[Your task] Filter the entries that follow, copying every line in which the word "областного" appears.

[Dataset]

#####

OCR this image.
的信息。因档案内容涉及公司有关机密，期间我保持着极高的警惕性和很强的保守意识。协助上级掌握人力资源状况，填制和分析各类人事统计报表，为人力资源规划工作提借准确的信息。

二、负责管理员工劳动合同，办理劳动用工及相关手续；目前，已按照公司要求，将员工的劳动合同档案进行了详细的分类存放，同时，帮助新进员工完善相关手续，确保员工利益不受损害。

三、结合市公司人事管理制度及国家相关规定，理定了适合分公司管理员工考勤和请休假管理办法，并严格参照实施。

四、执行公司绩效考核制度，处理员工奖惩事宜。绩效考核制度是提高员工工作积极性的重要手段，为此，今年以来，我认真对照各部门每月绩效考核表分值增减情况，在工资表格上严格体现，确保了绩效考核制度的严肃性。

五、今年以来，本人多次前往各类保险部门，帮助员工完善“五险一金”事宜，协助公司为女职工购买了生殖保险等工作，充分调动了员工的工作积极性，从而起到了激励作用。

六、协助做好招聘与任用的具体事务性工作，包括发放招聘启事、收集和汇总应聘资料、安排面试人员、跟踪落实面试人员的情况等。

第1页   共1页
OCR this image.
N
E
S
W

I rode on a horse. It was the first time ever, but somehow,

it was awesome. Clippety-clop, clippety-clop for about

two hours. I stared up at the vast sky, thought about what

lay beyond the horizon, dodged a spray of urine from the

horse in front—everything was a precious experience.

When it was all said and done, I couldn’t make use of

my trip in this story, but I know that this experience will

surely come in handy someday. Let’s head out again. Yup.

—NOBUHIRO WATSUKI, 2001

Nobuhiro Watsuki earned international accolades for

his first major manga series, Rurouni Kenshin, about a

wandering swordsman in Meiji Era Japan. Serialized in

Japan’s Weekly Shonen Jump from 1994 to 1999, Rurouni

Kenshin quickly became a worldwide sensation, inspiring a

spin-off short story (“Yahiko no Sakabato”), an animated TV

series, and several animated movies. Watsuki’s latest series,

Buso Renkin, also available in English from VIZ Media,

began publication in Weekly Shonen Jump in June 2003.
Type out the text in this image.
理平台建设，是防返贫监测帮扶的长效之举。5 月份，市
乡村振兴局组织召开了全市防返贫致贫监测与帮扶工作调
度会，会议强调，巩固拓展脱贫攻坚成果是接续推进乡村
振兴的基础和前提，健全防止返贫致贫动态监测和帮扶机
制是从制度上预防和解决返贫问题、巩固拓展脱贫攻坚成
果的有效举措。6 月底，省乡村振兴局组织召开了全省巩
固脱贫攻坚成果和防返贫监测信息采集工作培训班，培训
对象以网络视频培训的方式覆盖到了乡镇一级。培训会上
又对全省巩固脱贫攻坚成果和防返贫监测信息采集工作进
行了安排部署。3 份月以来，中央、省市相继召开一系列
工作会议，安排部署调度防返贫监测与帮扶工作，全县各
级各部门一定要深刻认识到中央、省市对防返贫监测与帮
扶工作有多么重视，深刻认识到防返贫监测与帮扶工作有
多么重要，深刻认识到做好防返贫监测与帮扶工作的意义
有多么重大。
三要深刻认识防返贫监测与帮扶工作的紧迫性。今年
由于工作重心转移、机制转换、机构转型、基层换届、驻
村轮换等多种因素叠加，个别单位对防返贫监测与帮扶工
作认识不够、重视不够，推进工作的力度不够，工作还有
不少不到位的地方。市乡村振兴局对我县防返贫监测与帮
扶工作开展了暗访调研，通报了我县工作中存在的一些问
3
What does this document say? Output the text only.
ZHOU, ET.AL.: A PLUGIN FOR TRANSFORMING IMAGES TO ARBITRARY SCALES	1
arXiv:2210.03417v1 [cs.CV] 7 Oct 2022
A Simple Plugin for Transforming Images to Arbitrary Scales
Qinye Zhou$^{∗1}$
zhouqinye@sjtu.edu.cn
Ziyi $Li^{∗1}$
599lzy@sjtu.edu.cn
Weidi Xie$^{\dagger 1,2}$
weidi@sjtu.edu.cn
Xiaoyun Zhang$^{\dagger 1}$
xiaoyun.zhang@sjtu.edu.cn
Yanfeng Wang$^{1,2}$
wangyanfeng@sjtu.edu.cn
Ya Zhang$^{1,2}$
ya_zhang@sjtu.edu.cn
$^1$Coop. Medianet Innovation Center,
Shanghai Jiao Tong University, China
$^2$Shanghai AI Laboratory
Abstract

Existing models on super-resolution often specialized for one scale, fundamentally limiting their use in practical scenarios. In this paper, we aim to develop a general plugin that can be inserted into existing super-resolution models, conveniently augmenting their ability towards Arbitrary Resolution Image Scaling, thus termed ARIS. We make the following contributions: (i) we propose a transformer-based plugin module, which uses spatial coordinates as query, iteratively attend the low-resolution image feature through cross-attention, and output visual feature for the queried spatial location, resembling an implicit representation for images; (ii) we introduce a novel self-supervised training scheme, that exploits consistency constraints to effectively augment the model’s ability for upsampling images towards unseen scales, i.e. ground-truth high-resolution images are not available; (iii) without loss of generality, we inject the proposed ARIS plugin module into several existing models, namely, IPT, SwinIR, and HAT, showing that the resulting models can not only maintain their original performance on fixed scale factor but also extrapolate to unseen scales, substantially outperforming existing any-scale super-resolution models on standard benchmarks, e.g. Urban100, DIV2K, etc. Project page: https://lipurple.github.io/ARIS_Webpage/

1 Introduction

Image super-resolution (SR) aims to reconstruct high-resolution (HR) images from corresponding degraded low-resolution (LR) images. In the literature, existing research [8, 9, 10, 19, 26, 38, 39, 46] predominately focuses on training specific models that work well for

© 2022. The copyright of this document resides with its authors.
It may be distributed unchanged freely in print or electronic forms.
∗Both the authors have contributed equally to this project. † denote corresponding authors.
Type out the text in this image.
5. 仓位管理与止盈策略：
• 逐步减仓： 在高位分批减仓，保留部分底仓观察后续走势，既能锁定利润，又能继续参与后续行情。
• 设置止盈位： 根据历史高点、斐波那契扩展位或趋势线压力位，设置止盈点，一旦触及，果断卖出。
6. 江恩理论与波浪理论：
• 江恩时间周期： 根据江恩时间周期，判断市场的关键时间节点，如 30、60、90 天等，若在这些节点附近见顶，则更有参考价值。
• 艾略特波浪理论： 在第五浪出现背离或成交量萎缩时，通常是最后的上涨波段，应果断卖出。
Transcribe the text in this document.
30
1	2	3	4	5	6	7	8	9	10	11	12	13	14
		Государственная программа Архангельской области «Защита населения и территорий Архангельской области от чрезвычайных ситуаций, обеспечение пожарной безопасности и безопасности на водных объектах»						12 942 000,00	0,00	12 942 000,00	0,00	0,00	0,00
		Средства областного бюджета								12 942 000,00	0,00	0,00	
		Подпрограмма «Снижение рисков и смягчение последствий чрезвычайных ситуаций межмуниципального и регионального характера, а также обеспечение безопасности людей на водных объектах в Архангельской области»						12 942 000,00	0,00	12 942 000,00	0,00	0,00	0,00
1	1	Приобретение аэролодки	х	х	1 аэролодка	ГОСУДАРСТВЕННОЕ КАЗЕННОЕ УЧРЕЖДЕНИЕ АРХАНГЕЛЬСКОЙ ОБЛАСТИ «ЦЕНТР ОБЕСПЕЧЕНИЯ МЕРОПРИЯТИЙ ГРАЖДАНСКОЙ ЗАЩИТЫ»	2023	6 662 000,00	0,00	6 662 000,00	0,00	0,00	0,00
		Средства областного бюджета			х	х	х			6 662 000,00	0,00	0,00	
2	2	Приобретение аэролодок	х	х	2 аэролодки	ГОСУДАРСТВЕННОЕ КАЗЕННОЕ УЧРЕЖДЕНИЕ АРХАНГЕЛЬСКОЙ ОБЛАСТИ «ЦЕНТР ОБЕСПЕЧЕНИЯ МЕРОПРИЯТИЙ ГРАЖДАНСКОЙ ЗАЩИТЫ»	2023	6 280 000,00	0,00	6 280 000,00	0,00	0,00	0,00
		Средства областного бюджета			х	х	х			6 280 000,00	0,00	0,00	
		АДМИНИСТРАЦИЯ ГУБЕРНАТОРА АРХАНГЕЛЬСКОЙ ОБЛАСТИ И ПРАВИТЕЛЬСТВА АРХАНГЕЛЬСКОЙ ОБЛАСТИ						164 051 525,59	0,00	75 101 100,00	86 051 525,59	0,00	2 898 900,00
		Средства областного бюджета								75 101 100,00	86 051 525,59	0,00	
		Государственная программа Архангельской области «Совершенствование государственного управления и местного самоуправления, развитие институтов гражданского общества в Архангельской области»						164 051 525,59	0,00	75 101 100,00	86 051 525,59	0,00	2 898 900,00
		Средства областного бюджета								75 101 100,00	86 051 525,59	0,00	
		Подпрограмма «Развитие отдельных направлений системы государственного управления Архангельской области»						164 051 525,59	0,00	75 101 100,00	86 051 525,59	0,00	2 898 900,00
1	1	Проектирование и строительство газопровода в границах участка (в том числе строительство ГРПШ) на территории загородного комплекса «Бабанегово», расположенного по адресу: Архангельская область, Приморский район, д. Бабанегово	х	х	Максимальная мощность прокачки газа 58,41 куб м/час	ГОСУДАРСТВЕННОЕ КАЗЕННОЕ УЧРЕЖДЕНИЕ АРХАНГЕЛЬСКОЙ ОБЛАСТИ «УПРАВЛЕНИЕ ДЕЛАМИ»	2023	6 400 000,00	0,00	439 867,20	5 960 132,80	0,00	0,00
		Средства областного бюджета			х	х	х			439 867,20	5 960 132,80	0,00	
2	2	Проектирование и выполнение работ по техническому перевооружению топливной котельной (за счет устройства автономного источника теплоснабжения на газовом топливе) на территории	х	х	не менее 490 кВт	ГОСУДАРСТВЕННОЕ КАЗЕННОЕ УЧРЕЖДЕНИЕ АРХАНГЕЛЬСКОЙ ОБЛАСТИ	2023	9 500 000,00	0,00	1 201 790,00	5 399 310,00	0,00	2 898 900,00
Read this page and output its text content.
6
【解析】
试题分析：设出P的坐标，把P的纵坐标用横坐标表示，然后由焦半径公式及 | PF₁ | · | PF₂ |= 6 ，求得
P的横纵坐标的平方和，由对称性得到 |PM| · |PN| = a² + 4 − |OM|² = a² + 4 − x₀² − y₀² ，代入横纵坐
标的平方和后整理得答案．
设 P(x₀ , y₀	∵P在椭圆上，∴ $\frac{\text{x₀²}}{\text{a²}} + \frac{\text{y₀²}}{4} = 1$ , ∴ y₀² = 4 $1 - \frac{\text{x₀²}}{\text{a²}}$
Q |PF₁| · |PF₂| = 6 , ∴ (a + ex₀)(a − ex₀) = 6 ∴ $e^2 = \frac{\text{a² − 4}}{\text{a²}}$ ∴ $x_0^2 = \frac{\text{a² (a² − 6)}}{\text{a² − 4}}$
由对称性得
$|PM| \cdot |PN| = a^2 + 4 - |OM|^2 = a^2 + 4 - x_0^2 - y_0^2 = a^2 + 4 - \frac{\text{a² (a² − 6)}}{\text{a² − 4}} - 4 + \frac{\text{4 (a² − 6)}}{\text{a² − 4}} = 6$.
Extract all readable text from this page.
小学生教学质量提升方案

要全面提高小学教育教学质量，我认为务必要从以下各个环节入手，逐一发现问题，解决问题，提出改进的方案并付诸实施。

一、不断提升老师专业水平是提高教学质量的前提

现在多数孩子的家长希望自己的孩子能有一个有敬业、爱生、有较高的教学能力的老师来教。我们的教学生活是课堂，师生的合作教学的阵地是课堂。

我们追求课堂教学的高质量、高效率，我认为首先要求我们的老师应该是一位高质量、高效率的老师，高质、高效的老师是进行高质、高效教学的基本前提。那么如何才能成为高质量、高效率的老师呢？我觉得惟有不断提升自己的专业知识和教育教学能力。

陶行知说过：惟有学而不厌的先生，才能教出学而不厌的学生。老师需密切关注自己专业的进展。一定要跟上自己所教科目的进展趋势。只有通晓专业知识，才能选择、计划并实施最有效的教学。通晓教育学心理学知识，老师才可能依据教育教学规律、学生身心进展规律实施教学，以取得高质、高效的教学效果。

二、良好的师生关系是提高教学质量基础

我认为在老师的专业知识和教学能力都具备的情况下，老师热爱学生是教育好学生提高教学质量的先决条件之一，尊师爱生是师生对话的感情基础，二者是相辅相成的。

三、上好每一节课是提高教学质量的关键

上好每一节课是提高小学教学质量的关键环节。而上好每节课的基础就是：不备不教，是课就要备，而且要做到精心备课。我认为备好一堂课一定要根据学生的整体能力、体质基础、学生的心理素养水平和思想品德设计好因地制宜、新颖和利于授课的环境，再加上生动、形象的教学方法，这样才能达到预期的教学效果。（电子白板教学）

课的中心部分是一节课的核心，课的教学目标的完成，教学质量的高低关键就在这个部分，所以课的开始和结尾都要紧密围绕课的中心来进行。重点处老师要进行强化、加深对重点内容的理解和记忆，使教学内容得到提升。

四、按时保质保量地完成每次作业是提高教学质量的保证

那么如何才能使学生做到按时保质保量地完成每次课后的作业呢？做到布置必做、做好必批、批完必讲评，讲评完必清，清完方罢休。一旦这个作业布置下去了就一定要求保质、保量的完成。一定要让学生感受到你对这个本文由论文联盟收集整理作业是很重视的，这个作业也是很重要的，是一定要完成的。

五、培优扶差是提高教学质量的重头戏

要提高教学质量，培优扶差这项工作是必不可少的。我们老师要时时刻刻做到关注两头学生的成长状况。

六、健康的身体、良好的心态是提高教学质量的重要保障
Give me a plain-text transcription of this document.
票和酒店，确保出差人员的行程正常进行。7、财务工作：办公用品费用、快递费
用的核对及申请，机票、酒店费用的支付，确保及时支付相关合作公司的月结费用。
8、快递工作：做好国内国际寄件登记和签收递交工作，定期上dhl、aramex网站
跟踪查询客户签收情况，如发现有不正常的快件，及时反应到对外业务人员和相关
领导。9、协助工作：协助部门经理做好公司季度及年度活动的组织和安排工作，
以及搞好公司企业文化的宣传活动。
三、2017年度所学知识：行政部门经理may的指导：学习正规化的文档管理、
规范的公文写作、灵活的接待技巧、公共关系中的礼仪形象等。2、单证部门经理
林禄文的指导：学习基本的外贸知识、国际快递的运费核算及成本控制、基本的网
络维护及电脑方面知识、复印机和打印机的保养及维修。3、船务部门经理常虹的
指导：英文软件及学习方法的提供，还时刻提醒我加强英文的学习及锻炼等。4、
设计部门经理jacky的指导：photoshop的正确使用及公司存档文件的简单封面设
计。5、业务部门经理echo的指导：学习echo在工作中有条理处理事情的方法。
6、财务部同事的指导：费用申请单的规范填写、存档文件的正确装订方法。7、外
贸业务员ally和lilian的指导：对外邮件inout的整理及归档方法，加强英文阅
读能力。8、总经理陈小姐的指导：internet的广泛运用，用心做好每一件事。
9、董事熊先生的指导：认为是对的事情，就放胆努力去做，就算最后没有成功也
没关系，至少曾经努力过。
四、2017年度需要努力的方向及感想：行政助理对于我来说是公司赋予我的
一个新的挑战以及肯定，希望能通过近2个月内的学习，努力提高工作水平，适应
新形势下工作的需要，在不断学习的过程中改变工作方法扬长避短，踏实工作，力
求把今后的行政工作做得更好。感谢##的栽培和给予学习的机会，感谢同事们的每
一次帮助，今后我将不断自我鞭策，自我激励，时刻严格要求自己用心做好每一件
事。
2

#####

[Reply to the task]
		Средства областного бюджета								12 942 000,00	0,00	0,00	
		Средства областного бюджета			х	х	х			6 662 000,00	0,00	0,00	
		Средства областного бюджета			х	х	х			6 280 000,00	0,00	0,00	
		Средства областного бюджета								75 101 100,00	86 051 525,59	0,00	
		Средства областного бюджета								75 101 100,00	86 051 525,59	0,00	
		Средства областного бюджета			х	х	х			439 867,20	5 960 132,80	0,00	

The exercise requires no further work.